■ **Goal**:
Leave out the pictures and transcribe the rest of the records exactly.

■ **Input data**:

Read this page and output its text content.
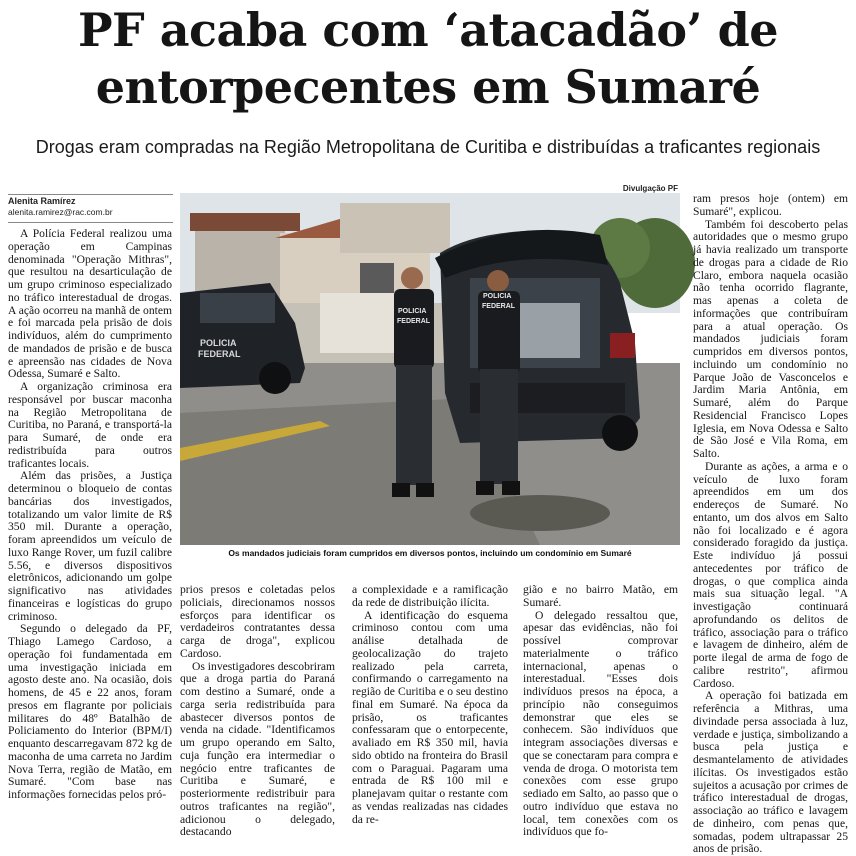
PF acaba com ‘atacadão’ de
entorpecentes em Sumaré

Drogas eram compradas na Região Metropolitana de Curitiba e distribuídas a traficantes regionais

Alenita Ramírez
alenita.ramirez@rac.com.br
Divulgação PF
POLICIA
FEDERAL
POLICIA
FEDERAL
POLICIA
FEDERAL
Os mandados judiciais foram cumpridos em diversos pontos, incluindo um condomínio em Sumaré

A Polícia Federal realizou uma operação em Campinas denominada "Operação Mithras", que resultou na desarticulação de um grupo criminoso especializado no tráfico interestadual de drogas. A ação ocorreu na manhã de ontem e foi marcada pela prisão de dois indivíduos, além do cumprimento de mandados de prisão e de busca e apreensão nas cidades de Nova Odessa, Sumaré e Salto.

A organização criminosa era responsável por buscar maconha na Região Metropolitana de Curitiba, no Paraná, e transportá-la para Sumaré, de onde era redistribuída para outros traficantes locais.

Além das prisões, a Justiça determinou o bloqueio de contas bancárias dos investigados, totalizando um valor limite de R$ 350 mil. Durante a operação, foram apreendidos um veículo de luxo Range Rover, um fuzil calibre 5.56, e diversos dispositivos eletrônicos, adicionando um golpe significativo nas atividades financeiras e logísticas do grupo criminoso.

Segundo o delegado da PF, Thiago Lamego Cardoso, a operação foi fundamentada em uma investigação iniciada em agosto deste ano. Na ocasião, dois homens, de 45 e 22 anos, foram presos em flagrante por policiais militares do 48º Batalhão de Policiamento do Interior (BPM/I) enquanto descarregavam 872 kg de maconha de uma carreta no Jardim Nova Terra, região de Matão, em Sumaré. "Com base nas informações fornecidas pelos pró-

prios presos e coletadas pelos policiais, direcionamos nossos esforços para identificar os verdadeiros contratantes dessa carga de droga", explicou Cardoso.

Os investigadores descobriram que a droga partia do Paraná com destino a Sumaré, onde a carga seria redistribuída para abastecer diversos pontos de venda na cidade. "Identificamos um grupo operando em Salto, cuja função era intermediar o negócio entre traficantes de Curitiba e Sumaré, e posteriormente redistribuir para outros traficantes na região", adicionou o delegado, destacando

a complexidade e a ramificação da rede de distribuição ilícita.

A identificação do esquema criminoso contou com uma análise detalhada de geolocalização do trajeto realizado pela carreta, confirmando o carregamento na região de Curitiba e o seu destino final em Sumaré. Na época da prisão, os traficantes confessaram que o entorpecente, avaliado em R$ 350 mil, havia sido obtido na fronteira do Brasil com o Paraguai. Pagaram uma entrada de R$ 100 mil e planejavam quitar o restante com as vendas realizadas nas cidades da re-

gião e no bairro Matão, em Sumaré.

O delegado ressaltou que, apesar das evidências, não foi possível comprovar materialmente o tráfico internacional, apenas o interestadual. "Esses dois indivíduos presos na época, a princípio não conseguimos demonstrar que eles se conhecem. São indivíduos que integram associações diversas e que se conectaram para compra e venda de droga. O motorista tem conexões com esse grupo sediado em Salto, ao passo que o outro indivíduo que estava no local, tem conexões com os indivíduos que fo-

ram presos hoje (ontem) em Sumaré", explicou.

Também foi descoberto pelas autoridades que o mesmo grupo já havia realizado um transporte de drogas para a cidade de Rio Claro, embora naquela ocasião não tenha ocorrido flagrante, mas apenas a coleta de informações que contribuíram para a atual operação. Os mandados judiciais foram cumpridos em diversos pontos, incluindo um condomínio no Parque João de Vasconcelos e Jardim Maria Antônia, em Sumaré, além do Parque Residencial Francisco Lopes Iglesia, em Nova Odessa e Salto de São José e Vila Roma, em Salto.

Durante as ações, a arma e o veículo de luxo foram apreendidos em um dos endereços de Sumaré. No entanto, um dos alvos em Salto não foi localizado e é agora considerado foragido da justiça. Este indivíduo já possui antecedentes por tráfico de drogas, o que complica ainda mais sua situação legal. "A investigação continuará aprofundando os delitos de tráfico, associação para o tráfico e lavagem de dinheiro, além de porte ilegal de arma de fogo de calibre restrito", afirmou Cardoso.

A operação foi batizada em referência a Mithras, uma divindade persa associada à luz, verdade e justiça, simbolizando a busca pela justiça e desmantelamento de atividades ilícitas. Os investigados estão sujeitos a acusação por crimes de tráfico interestadual de drogas, associação ao tráfico e lavagem de dinheiro, com penas que, somadas, podem ultrapassar 25 anos de prisão.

■ **Response below**:
Read this page and output its text content.
PF acaba com ‘atacadão’ de
entorpecentes em Sumaré

Drogas eram compradas na Região Metropolitana de Curitiba e distribuídas a traficantes regionais

Alenita Ramírez
alenita.ramirez@rac.com.br
Divulgação PF
POLICIA
FEDERAL
POLICIA
FEDERAL
POLICIA
FEDERAL
Os mandados judiciais foram cumpridos em diversos pontos, incluindo um condomínio em Sumaré

A Polícia Federal realizou uma operação em Campinas denominada "Operação Mithras", que resultou na desarticulação de um grupo criminoso especializado no tráfico interestadual de drogas. A ação ocorreu na manhã de ontem e foi marcada pela prisão de dois indivíduos, além do cumprimento de mandados de prisão e de busca e apreensão nas cidades de Nova Odessa, Sumaré e Salto.

A organização criminosa era responsável por buscar maconha na Região Metropolitana de Curitiba, no Paraná, e transportá-la para Sumaré, de onde era redistribuída para outros traficantes locais.

Além das prisões, a Justiça determinou o bloqueio de contas bancárias dos investigados, totalizando um valor limite de R$ 350 mil. Durante a operação, foram apreendidos um veículo de luxo Range Rover, um fuzil calibre 5.56, e diversos dispositivos eletrônicos, adicionando um golpe significativo nas atividades financeiras e logísticas do grupo criminoso.

Segundo o delegado da PF, Thiago Lamego Cardoso, a operação foi fundamentada em uma investigação iniciada em agosto deste ano. Na ocasião, dois homens, de 45 e 22 anos, foram presos em flagrante por policiais militares do 48º Batalhão de Policiamento do Interior (BPM/I) enquanto descarregavam 872 kg de maconha de uma carreta no Jardim Nova Terra, região de Matão, em Sumaré. "Com base nas informações fornecidas pelos pró-

prios presos e coletadas pelos policiais, direcionamos nossos esforços para identificar os verdadeiros contratantes dessa carga de droga", explicou Cardoso.

Os investigadores descobriram que a droga partia do Paraná com destino a Sumaré, onde a carga seria redistribuída para abastecer diversos pontos de venda na cidade. "Identificamos um grupo operando em Salto, cuja função era intermediar o negócio entre traficantes de Curitiba e Sumaré, e posteriormente redistribuir para outros traficantes na região", adicionou o delegado, destacando

a complexidade e a ramificação da rede de distribuição ilícita.

A identificação do esquema criminoso contou com uma análise detalhada de geolocalização do trajeto realizado pela carreta, confirmando o carregamento na região de Curitiba e o seu destino final em Sumaré. Na época da prisão, os traficantes confessaram que o entorpecente, avaliado em R$ 350 mil, havia sido obtido na fronteira do Brasil com o Paraguai. Pagaram uma entrada de R$ 100 mil e planejavam quitar o restante com as vendas realizadas nas cidades da re-

gião e no bairro Matão, em Sumaré.

O delegado ressaltou que, apesar das evidências, não foi possível comprovar materialmente o tráfico internacional, apenas o interestadual. "Esses dois indivíduos presos na época, a princípio não conseguimos demonstrar que eles se conhecem. São indivíduos que integram associações diversas e que se conectaram para compra e venda de droga. O motorista tem conexões com esse grupo sediado em Salto, ao passo que o outro indivíduo que estava no local, tem conexões com os indivíduos que fo-

ram presos hoje (ontem) em Sumaré", explicou.

Também foi descoberto pelas autoridades que o mesmo grupo já havia realizado um transporte de drogas para a cidade de Rio Claro, embora naquela ocasião não tenha ocorrido flagrante, mas apenas a coleta de informações que contribuíram para a atual operação. Os mandados judiciais foram cumpridos em diversos pontos, incluindo um condomínio no Parque João de Vasconcelos e Jardim Maria Antônia, em Sumaré, além do Parque Residencial Francisco Lopes Iglesia, em Nova Odessa e Salto de São José e Vila Roma, em Salto.

Durante as ações, a arma e o veículo de luxo foram apreendidos em um dos endereços de Sumaré. No entanto, um dos alvos em Salto não foi localizado e é agora considerado foragido da justiça. Este indivíduo já possui antecedentes por tráfico de drogas, o que complica ainda mais sua situação legal. "A investigação continuará aprofundando os delitos de tráfico, associação para o tráfico e lavagem de dinheiro, além de porte ilegal de arma de fogo de calibre restrito", afirmou Cardoso.

A operação foi batizada em referência a Mithras, uma divindade persa associada à luz, verdade e justiça, simbolizando a busca pela justiça e desmantelamento de atividades ilícitas. Os investigados estão sujeitos a acusação por crimes de tráfico interestadual de drogas, associação ao tráfico e lavagem de dinheiro, com penas que, somadas, podem ultrapassar 25 anos de prisão.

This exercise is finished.